**Short problem**
Find the lines that include the string "large" and report how many there are. Give no other text.

--- Input ---

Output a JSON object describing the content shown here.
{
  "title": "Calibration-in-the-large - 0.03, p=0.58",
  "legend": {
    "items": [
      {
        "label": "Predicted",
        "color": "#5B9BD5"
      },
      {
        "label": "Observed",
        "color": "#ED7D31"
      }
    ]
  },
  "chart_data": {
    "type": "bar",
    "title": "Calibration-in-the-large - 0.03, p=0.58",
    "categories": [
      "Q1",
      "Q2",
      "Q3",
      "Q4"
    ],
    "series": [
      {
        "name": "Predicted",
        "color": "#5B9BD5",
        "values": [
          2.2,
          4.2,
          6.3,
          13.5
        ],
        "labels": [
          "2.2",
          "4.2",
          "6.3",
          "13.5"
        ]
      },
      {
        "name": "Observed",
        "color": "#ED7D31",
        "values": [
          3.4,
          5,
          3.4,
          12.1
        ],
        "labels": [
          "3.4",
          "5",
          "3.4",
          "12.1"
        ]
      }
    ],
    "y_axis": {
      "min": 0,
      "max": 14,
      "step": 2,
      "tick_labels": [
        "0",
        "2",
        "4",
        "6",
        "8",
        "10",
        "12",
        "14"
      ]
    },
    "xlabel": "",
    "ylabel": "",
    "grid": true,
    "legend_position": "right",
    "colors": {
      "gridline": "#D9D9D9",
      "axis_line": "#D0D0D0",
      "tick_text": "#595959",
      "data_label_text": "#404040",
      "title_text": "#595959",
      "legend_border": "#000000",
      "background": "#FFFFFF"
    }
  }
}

---

**Response to the exercise**
2